## REQUIREMENTS
Would you transcribe all of the data exactly, down to the last character?

<<<<

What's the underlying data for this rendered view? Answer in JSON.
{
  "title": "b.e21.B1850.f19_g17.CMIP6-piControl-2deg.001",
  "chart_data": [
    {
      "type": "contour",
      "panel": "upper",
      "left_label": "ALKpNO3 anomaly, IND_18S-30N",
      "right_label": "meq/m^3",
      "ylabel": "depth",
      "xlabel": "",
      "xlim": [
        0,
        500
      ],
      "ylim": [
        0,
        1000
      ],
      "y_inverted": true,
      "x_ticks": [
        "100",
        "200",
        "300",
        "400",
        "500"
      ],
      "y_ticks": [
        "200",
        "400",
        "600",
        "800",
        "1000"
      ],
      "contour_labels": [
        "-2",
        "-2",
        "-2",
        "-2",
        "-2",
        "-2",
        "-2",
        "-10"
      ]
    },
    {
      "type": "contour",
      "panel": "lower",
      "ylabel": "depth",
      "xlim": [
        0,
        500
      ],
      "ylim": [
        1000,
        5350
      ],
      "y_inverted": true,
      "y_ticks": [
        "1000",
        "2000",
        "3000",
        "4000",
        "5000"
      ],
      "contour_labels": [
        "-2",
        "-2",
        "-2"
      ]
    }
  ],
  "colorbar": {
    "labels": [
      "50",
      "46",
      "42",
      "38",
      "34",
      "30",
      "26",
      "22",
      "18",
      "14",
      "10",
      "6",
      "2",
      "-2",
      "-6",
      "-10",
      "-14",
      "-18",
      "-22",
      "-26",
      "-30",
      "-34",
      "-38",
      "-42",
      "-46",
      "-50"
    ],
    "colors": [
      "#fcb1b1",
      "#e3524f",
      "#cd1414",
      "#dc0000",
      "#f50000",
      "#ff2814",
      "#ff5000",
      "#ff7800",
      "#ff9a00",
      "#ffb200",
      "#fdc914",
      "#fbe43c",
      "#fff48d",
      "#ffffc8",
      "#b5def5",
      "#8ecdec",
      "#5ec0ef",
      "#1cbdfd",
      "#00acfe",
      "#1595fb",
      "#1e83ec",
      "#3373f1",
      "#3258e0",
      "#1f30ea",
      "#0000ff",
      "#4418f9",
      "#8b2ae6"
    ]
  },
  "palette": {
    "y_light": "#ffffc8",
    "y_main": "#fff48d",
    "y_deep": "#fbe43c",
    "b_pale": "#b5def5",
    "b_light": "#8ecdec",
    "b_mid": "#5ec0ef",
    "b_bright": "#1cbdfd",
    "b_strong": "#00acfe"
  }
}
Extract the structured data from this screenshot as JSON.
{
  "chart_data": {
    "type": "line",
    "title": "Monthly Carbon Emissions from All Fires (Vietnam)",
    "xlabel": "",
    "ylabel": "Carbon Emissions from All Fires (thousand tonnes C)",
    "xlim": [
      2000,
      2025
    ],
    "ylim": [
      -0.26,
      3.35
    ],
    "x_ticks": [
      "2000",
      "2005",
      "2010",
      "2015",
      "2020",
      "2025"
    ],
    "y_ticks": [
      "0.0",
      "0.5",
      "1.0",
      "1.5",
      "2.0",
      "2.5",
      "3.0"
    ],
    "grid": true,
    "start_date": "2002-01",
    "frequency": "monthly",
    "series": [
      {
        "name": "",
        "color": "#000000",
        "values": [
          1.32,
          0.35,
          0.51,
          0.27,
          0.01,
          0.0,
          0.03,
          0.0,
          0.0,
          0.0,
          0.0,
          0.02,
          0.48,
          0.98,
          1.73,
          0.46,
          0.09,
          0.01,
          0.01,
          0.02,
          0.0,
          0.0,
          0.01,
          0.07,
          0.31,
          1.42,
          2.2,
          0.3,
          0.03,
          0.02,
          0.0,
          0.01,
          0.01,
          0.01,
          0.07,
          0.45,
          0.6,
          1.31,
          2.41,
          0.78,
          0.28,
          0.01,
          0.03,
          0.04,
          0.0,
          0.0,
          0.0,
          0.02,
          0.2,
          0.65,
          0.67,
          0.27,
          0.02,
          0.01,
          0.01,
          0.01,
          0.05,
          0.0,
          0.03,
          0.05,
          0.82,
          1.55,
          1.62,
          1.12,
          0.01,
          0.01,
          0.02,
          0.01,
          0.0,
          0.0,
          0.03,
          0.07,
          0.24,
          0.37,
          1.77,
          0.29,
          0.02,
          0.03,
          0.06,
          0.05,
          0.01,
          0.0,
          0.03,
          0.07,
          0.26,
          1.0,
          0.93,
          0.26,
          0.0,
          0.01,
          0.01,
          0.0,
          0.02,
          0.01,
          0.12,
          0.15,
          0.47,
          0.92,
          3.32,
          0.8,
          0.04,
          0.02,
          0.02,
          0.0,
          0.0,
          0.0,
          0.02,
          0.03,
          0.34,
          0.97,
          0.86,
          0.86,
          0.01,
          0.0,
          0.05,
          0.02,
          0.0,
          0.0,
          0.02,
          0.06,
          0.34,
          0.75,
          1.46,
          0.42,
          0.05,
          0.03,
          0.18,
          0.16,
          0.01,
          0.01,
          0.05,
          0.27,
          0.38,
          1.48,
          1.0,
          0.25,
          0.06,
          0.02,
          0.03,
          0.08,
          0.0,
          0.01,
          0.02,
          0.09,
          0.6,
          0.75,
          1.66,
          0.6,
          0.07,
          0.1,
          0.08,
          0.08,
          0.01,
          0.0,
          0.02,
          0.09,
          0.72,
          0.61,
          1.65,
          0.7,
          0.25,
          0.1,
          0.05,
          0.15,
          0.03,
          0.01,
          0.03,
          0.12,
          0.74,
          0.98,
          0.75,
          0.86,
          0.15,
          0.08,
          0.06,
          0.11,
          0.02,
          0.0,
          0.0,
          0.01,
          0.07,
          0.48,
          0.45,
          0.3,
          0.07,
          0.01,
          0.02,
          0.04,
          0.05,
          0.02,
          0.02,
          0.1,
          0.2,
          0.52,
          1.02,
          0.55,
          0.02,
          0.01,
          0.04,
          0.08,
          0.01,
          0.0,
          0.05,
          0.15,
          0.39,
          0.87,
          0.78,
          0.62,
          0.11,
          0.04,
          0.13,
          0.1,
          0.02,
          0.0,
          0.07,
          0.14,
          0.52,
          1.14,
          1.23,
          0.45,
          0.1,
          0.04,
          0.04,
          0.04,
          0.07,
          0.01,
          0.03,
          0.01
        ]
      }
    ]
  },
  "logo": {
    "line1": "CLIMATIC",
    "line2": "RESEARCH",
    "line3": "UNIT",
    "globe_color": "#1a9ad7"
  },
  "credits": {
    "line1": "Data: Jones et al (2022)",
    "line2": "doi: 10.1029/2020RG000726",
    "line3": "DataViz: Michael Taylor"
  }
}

>>>>

## RESPONSE TO THE TASK
What's the underlying data for this rendered view? Answer in JSON.
{
  "title": "b.e21.B1850.f19_g17.CMIP6-piControl-2deg.001",
  "chart_data": [
    {
      "type": "contour",
      "panel": "upper",
      "left_label": "ALKpNO3 anomaly, IND_18S-30N",
      "right_label": "meq/m^3",
      "ylabel": "depth",
      "xlabel": "",
      "xlim": [
        0,
        500
      ],
      "ylim": [
        0,
        1000
      ],
      "y_inverted": true,
      "x_ticks": [
        "100",
        "200",
        "300",
        "400",
        "500"
      ],
      "y_ticks": [
        "200",
        "400",
        "600",
        "800",
        "1000"
      ],
      "contour_labels": [
        "-2",
        "-2",
        "-2",
        "-2",
        "-2",
        "-2",
        "-2",
        "-10"
      ]
    },
    {
      "type": "contour",
      "panel": "lower",
      "ylabel": "depth",
      "xlim": [
        0,
        500
      ],
      "ylim": [
        1000,
        5350
      ],
      "y_inverted": true,
      "y_ticks": [
        "1000",
        "2000",
        "3000",
        "4000",
        "5000"
      ],
      "contour_labels": [
        "-2",
        "-2",
        "-2"
      ]
    }
  ],
  "colorbar": {
    "labels": [
      "50",
      "46",
      "42",
      "38",
      "34",
      "30",
      "26",
      "22",
      "18",
      "14",
      "10",
      "6",
      "2",
      "-2",
      "-6",
      "-10",
      "-14",
      "-18",
      "-22",
      "-26",
      "-30",
      "-34",
      "-38",
      "-42",
      "-46",
      "-50"
    ],
    "colors": [
      "#fcb1b1",
      "#e3524f",
      "#cd1414",
      "#dc0000",
      "#f50000",
      "#ff2814",
      "#ff5000",
      "#ff7800",
      "#ff9a00",
      "#ffb200",
      "#fdc914",
      "#fbe43c",
      "#fff48d",
      "#ffffc8",
      "#b5def5",
      "#8ecdec",
      "#5ec0ef",
      "#1cbdfd",
      "#00acfe",
      "#1595fb",
      "#1e83ec",
      "#3373f1",
      "#3258e0",
      "#1f30ea",
      "#0000ff",
      "#4418f9",
      "#8b2ae6"
    ]
  },
  "palette": {
    "y_light": "#ffffc8",
    "y_main": "#fff48d",
    "y_deep": "#fbe43c",
    "b_pale": "#b5def5",
    "b_light": "#8ecdec",
    "b_mid": "#5ec0ef",
    "b_bright": "#1cbdfd",
    "b_strong": "#00acfe"
  }
}
Extract the structured data from this screenshot as JSON.
{
  "chart_data": {
    "type": "line",
    "title": "Monthly Carbon Emissions from All Fires (Vietnam)",
    "xlabel": "",
    "ylabel": "Carbon Emissions from All Fires (thousand tonnes C)",
    "xlim": [
      2000,
      2025
    ],
    "ylim": [
      -0.26,
      3.35
    ],
    "x_ticks": [
      "2000",
      "2005",
      "2010",
      "2015",
      "2020",
      "2025"
    ],
    "y_ticks": [
      "0.0",
      "0.5",
      "1.0",
      "1.5",
      "2.0",
      "2.5",
      "3.0"
    ],
    "grid": true,
    "start_date": "2002-01",
    "frequency": "monthly",
    "series": [
      {
        "name": "",
        "color": "#000000",
        "values": [
          1.32,
          0.35,
          0.51,
          0.27,
          0.01,
          0.0,
          0.03,
          0.0,
          0.0,
          0.0,
          0.0,
          0.02,
          0.48,
          0.98,
          1.73,
          0.46,
          0.09,
          0.01,
          0.01,
          0.02,
          0.0,
          0.0,
          0.01,
          0.07,
          0.31,
          1.42,
          2.2,
          0.3,
          0.03,
          0.02,
          0.0,
          0.01,
          0.01,
          0.01,
          0.07,
          0.45,
          0.6,
          1.31,
          2.41,
          0.78,
          0.28,
          0.01,
          0.03,
          0.04,
          0.0,
          0.0,
          0.0,
          0.02,
          0.2,
          0.65,
          0.67,
          0.27,
          0.02,
          0.01,
          0.01,
          0.01,
          0.05,
          0.0,
          0.03,
          0.05,
          0.82,
          1.55,
          1.62,
          1.12,
          0.01,
          0.01,
          0.02,
          0.01,
          0.0,
          0.0,
          0.03,
          0.07,
          0.24,
          0.37,
          1.77,
          0.29,
          0.02,
          0.03,
          0.06,
          0.05,
          0.01,
          0.0,
          0.03,
          0.07,
          0.26,
          1.0,
          0.93,
          0.26,
          0.0,
          0.01,
          0.01,
          0.0,
          0.02,
          0.01,
          0.12,
          0.15,
          0.47,
          0.92,
          3.32,
          0.8,
          0.04,
          0.02,
          0.02,
          0.0,
          0.0,
          0.0,
          0.02,
          0.03,
          0.34,
          0.97,
          0.86,
          0.86,
          0.01,
          0.0,
          0.05,
          0.02,
          0.0,
          0.0,
          0.02,
          0.06,
          0.34,
          0.75,
          1.46,
          0.42,
          0.05,
          0.03,
          0.18,
          0.16,
          0.01,
          0.01,
          0.05,
          0.27,
          0.38,
          1.48,
          1.0,
          0.25,
          0.06,
          0.02,
          0.03,
          0.08,
          0.0,
          0.01,
          0.02,
          0.09,
          0.6,
          0.75,
          1.66,
          0.6,
          0.07,
          0.1,
          0.08,
          0.08,
          0.01,
          0.0,
          0.02,
          0.09,
          0.72,
          0.61,
          1.65,
          0.7,
          0.25,
          0.1,
          0.05,
          0.15,
          0.03,
          0.01,
          0.03,
          0.12,
          0.74,
          0.98,
          0.75,
          0.86,
          0.15,
          0.08,
          0.06,
          0.11,
          0.02,
          0.0,
          0.0,
          0.01,
          0.07,
          0.48,
          0.45,
          0.3,
          0.07,
          0.01,
          0.02,
          0.04,
          0.05,
          0.02,
          0.02,
          0.1,
          0.2,
          0.52,
          1.02,
          0.55,
          0.02,
          0.01,
          0.04,
          0.08,
          0.01,
          0.0,
          0.05,
          0.15,
          0.39,
          0.87,
          0.78,
          0.62,
          0.11,
          0.04,
          0.13,
          0.1,
          0.02,
          0.0,
          0.07,
          0.14,
          0.52,
          1.14,
          1.23,
          0.45,
          0.1,
          0.04,
          0.04,
          0.04,
          0.07,
          0.01,
          0.03,
          0.01
        ]
      }
    ]
  },
  "logo": {
    "line1": "CLIMATIC",
    "line2": "RESEARCH",
    "line3": "UNIT",
    "globe_color": "#1a9ad7"
  },
  "credits": {
    "line1": "Data: Jones et al (2022)",
    "line2": "doi: 10.1029/2020RG000726",
    "line3": "DataViz: Michael Taylor"
  }
}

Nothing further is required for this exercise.